#### [TEXT PROVIDED]
━━━━━━

Skillfully applied, the celebrity word can temporarily stun us—much the way seeing a famous person does—and make us more likely to buy whatever it’s saying or selling.
Take George Tenet’s now infamous remark that finding weapons of mass destruction in Iraq would be a “slam dunk,” as reported in Bob Woodward’s Plan of Attack. On December 21, 2002, Tenet and his top deputy at the CIA, John McLaughlin, went to the Oval Office, where McLaughlin gave a detailed intelligence briefing to Bush, Dick Cheney, National Security Adviser Condoleezza Rice, and White House Chief of Staff Andrew Card. It’s not clear whether all the charts, photos, and intercepts convinced anyone in the room that Iraqi WMD actually existed. But apparently more to the point, the presentation failed to persuade anyone that the evidence would persuade the public. “In terms of marketing,” Woodward wrote, the briefing was “a flop.” Bush complained that “Joe Public” wouldn’t understand it, and asked, “[T]his is the best we’ve got?” “From the end of one of the couches in the Oval Office,” Woodward continued, “Tenet rose up, threw his arms in the air. ‘It’s a slam dunk case!’ ” he said. Bush asked how confident he was, and the director of the CIA, a Georgetown basketball fan, repeated the arms gesture, saying “Don’t worry, it’s a slam dunk!” Bush later told Woodward that “McLaughlin’s presentation ‘wouldn’t have stood the test of time,’ but Tenet’s reassurance, ‘That was very important.’ ”
Just three weeks later, another pop phrase helped the White House make its case for war in Iraq. Woodward describes the scene in the vice president’s West Wing office on January 11, 2003. The vice president had gathered Secretary of Defense Donald Rumsfeld and Joint Chiefs of Staff chairman General Richard Myers to meet with Bandar bin Sultan, chief representative of the Saudi monarchy in the U.S. and a longtime friend of the Bush family. Bandar was reluctant to use his influence to win the support of Saudi Arabia for the invasion of Iraq without assurances that the U.S. would definitely get rid of Saddam after having failed to do so in 1991.
“What is the chance of Saddam surviving this?” Bandar asked. He believed Hussein was intent on killing everyone involved at a high level with the 1991 Persian Gulf War, including himself.
Rumsfeld and Myers didn’t answer.
“Saddam, this time, will be out, period?” Bandar asked skeptically. “What will happen to him?”
Cheney, who had been quiet as usual, replied, “Prince Bandar, once we start, Saddam is toast.”
. . . “I am convinced now that this is something I can take to my Prince Abdullah,” Bandar said, “and think I can convince him.”

━━━━━━

(Data items)

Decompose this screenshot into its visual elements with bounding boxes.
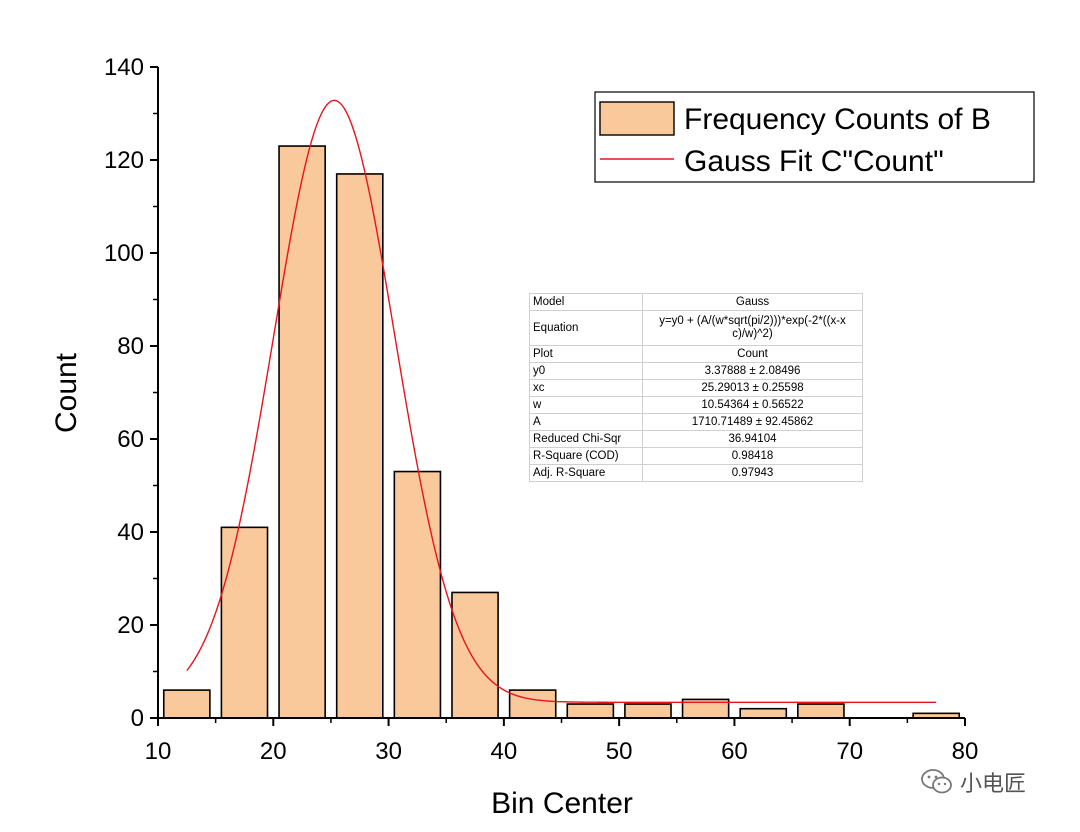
x-tick-label: 70 <box>836 738 863 765</box>
histogram-bar <box>624 703 672 719</box>
legend: Frequency Counts of B Gauss Fit C"Count" <box>594 91 1035 183</box>
stats-value: 10.54364 ± 0.56522 <box>642 396 863 414</box>
wechat-icon <box>921 769 952 794</box>
y-tick-label: 120 <box>104 147 144 174</box>
stats-key: A <box>529 413 643 431</box>
histogram-bar <box>335 173 384 719</box>
y-axis-title: Count <box>50 352 83 433</box>
stats-row: R-Square (COD) 0.98418 <box>529 447 863 465</box>
stats-value: 25.29013 ± 0.25598 <box>642 379 863 397</box>
stats-key: y0 <box>529 362 643 380</box>
stats-value: y=y0 + (A/(w*sqrt(pi/2)))*exp(-2*((x-x c)… <box>642 310 863 346</box>
legend-bar-swatch <box>599 101 675 136</box>
histogram-bar <box>451 591 499 719</box>
y-tick-label: 100 <box>104 240 144 267</box>
stats-row: Reduced Chi-Sqr 36.94104 <box>529 430 863 448</box>
stats-value: 3.37888 ± 2.08496 <box>642 362 863 380</box>
stats-value: 0.97943 <box>642 464 863 482</box>
histogram-bar <box>739 707 788 719</box>
stats-key: R-Square (COD) <box>529 447 643 465</box>
histogram-bar <box>220 526 269 719</box>
histogram-bar <box>508 689 557 719</box>
x-tick-label: 80 <box>952 738 979 765</box>
x-tick-label: 50 <box>606 738 633 765</box>
legend-label-gauss-fit: Gauss Fit C"Count" <box>684 145 944 178</box>
x-tick-label: 40 <box>491 738 518 765</box>
gauss-fit-line <box>186 99 937 703</box>
histogram-bar <box>797 703 845 719</box>
x-tick-label: 10 <box>145 738 172 765</box>
bar-series <box>162 145 961 719</box>
y-tick-label: 60 <box>117 426 144 453</box>
stats-value: 36.94104 <box>642 430 863 448</box>
y-tick-label: 20 <box>117 612 144 639</box>
stats-value: Gauss <box>642 293 863 311</box>
y-tick-label: 140 <box>104 54 144 81</box>
x-tick-label: 20 <box>260 738 287 765</box>
stats-row: y0 3.37888 ± 2.08496 <box>529 362 863 380</box>
stats-key: Equation <box>529 310 643 346</box>
stats-key: Model <box>529 293 643 311</box>
equation-line-1: y=y0 + (A/(w*sqrt(pi/2)))*exp(-2*((x-x <box>659 315 846 327</box>
y-axis-ticks <box>150 66 158 719</box>
stats-value: 1710.71489 ± 92.45862 <box>642 413 863 431</box>
x-tick-label: 60 <box>721 738 748 765</box>
stats-row: w 10.54364 ± 0.56522 <box>529 396 863 414</box>
y-tick-labels: 0 20 40 60 80 100 120 140 <box>104 54 144 732</box>
watermark: 小电匠 <box>920 766 1026 798</box>
stats-value: 0.98418 <box>642 447 863 465</box>
stats-key: Adj. R-Square <box>529 464 643 482</box>
y-tick-label: 40 <box>117 519 144 546</box>
x-tick-labels: 10 20 30 40 50 60 70 80 <box>145 738 979 765</box>
watermark-text: 小电匠 <box>960 772 1027 797</box>
stats-row: Plot Count <box>529 345 863 363</box>
stats-key: Plot <box>529 345 643 363</box>
fit-stats-table: Model Gauss Equation y=y0 + (A/(w*sqrt(pi/… <box>529 293 863 482</box>
stats-row: Model Gauss <box>529 293 863 311</box>
histogram-bar <box>162 689 211 719</box>
stats-key: w <box>529 396 643 414</box>
x-axis-ticks <box>157 718 966 726</box>
histogram-bar <box>566 703 615 719</box>
y-tick-label: 80 <box>117 333 144 360</box>
stats-row: Equation y=y0 + (A/(w*sqrt(pi/2)))*exp(-2… <box>529 310 863 346</box>
equation-line-2: c)/w)^2) <box>732 328 773 340</box>
stats-key: Reduced Chi-Sqr <box>529 430 643 448</box>
histogram-bar <box>393 470 442 719</box>
histogram-bar <box>278 145 326 719</box>
x-tick-label: 30 <box>375 738 402 765</box>
stats-row: A 1710.71489 ± 92.45862 <box>529 413 863 431</box>
stats-key: xc <box>529 379 643 397</box>
stats-row: xc 25.29013 ± 0.25598 <box>529 379 863 397</box>
stats-value: Count <box>642 345 863 363</box>
x-axis-title: Bin Center <box>491 787 633 820</box>
y-tick-label: 0 <box>131 705 144 732</box>
legend-label-frequency: Frequency Counts of B <box>684 103 991 136</box>
stats-row: Adj. R-Square 0.97943 <box>529 464 863 482</box>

━━━━━━

#### [EXERCISE INSTRUCTIONS]
Write the next part of the passage on catchy phrases used to sell the Iraq war, beginning right after its final sentence. The data items above are material kept apart from the passage.

#### [RESULT FOR THIS TASK]
. . . [After Bandar left] Rumsfeld voiced some concern about the vice president’s “toast” remark. “Jesus Christ, what was that all about, Dick?”
“I didn’t want to leave any doubt in his mind what we’re planning to do,” Cheney said.
As the interchanges show, Cheney not only can wield a pop phrase, but he is fully aware of the language’s power and deliberately uses it. All the other props in the scene—the West Wing office, the military brass, even a map of the attack plans marked top secret noforn (meaning no foreigners were supposed to see them)—failed to persuade the prince. But when the Vice President of the United States reached for the same swaggering phrase used by Bill Murray in Ghostbusters to signal an attack on the evil Sumerian goddess Gozer—Murray shouted, “This chick is toast!”—well, that was the kind of talk the Arabian prince could understand.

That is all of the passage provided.